#### Stated exercise:
Please update the data from the line containing "chat-header: Chats 83" through the end by changing "bubble-tail" to "bubble-pointer" and leaving everything else unchanged. Return only those lines.

=== Supplied records ===

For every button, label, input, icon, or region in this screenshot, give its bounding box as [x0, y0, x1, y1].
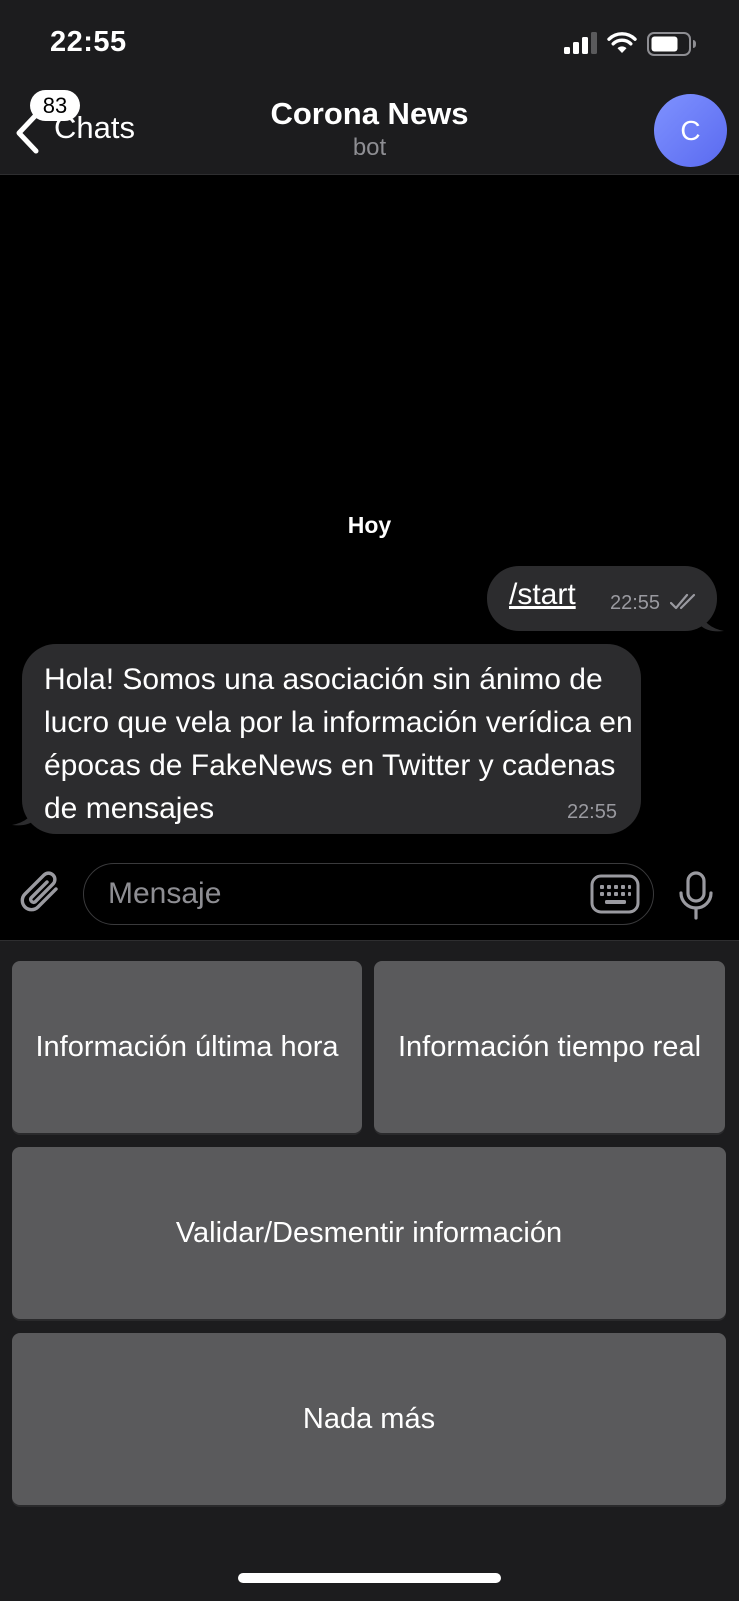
chat-header: Chats 83 Corona News bot C: [0, 90, 739, 175]
status-time: 22:55: [50, 26, 127, 58]
keyboard-icon[interactable]: [590, 874, 640, 914]
chat-title[interactable]: Corona News: [0, 96, 739, 132]
date-separator: Hoy: [347, 512, 392, 538]
read-checkmarks-icon: [670, 593, 696, 610]
status-bar: 22:55: [0, 0, 739, 90]
battery-icon: [647, 32, 696, 56]
message-time: 22:55: [566, 801, 617, 823]
bubble-tail: [700, 611, 724, 632]
input-bar: [0, 845, 739, 940]
reply-button-nothing-more[interactable]: Nada más: [12, 1333, 726, 1505]
signal-icon: [564, 32, 597, 54]
reply-button-latest-info[interactable]: Información última hora: [12, 961, 362, 1133]
bot-reply-keyboard: Información última hora Información tiem…: [0, 940, 739, 1601]
reply-button-validate-info[interactable]: Validar/Desmentir información: [12, 1147, 726, 1319]
microphone-icon[interactable]: [678, 871, 714, 921]
message-list[interactable]: Hoy /start 22:55 Hola! Somos una asociac…: [0, 175, 739, 845]
wifi-icon: [607, 32, 637, 53]
paperclip-icon[interactable]: [18, 869, 64, 919]
outgoing-message[interactable]: /start 22:55: [487, 566, 717, 631]
bubble-tail: [12, 805, 36, 826]
incoming-message[interactable]: Hola! Somos una asociación sin ánimo de …: [22, 644, 641, 834]
message-text[interactable]: /start: [509, 578, 576, 612]
avatar[interactable]: C: [654, 94, 727, 167]
home-indicator[interactable]: [238, 1573, 501, 1583]
message-time: 22:55: [610, 592, 661, 614]
message-input[interactable]: [83, 863, 654, 925]
message-text: Hola! Somos una asociación sin ánimo de …: [44, 663, 633, 825]
reply-button-realtime-info[interactable]: Información tiempo real: [374, 961, 725, 1133]
chat-subtitle: bot: [352, 134, 387, 161]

===

#### The result:
chat-header: Chats 83 Corona News bot C: [0, 90, 739, 175]
status-time: 22:55: [50, 26, 127, 58]
keyboard-icon[interactable]: [590, 874, 640, 914]
chat-title[interactable]: Corona News: [0, 96, 739, 132]
date-separator: Hoy: [347, 512, 392, 538]
read-checkmarks-icon: [670, 593, 696, 610]
status-bar: 22:55: [0, 0, 739, 90]
battery-icon: [647, 32, 696, 56]
message-time: 22:55: [566, 801, 617, 823]
bubble-pointer: [700, 611, 724, 632]
input-bar: [0, 845, 739, 940]
reply-button-nothing-more[interactable]: Nada más: [12, 1333, 726, 1505]
signal-icon: [564, 32, 597, 54]
reply-button-latest-info[interactable]: Información última hora: [12, 961, 362, 1133]
bot-reply-keyboard: Información última hora Información tiem…: [0, 940, 739, 1601]
reply-button-validate-info[interactable]: Validar/Desmentir información: [12, 1147, 726, 1319]
microphone-icon[interactable]: [678, 871, 714, 921]
message-list[interactable]: Hoy /start 22:55 Hola! Somos una asociac…: [0, 175, 739, 845]
wifi-icon: [607, 32, 637, 53]
paperclip-icon[interactable]: [18, 869, 64, 919]
outgoing-message[interactable]: /start 22:55: [487, 566, 717, 631]
bubble-pointer: [12, 805, 36, 826]
incoming-message[interactable]: Hola! Somos una asociación sin ánimo de …: [22, 644, 641, 834]
message-text[interactable]: /start: [509, 578, 576, 612]
avatar[interactable]: C: [654, 94, 727, 167]
home-indicator[interactable]: [238, 1573, 501, 1583]
message-time: 22:55: [610, 592, 661, 614]
message-input[interactable]: [83, 863, 654, 925]
message-text: Hola! Somos una asociación sin ánimo de …: [44, 663, 633, 825]
reply-button-realtime-info[interactable]: Información tiempo real: [374, 961, 725, 1133]
chat-subtitle: bot: [352, 134, 387, 161]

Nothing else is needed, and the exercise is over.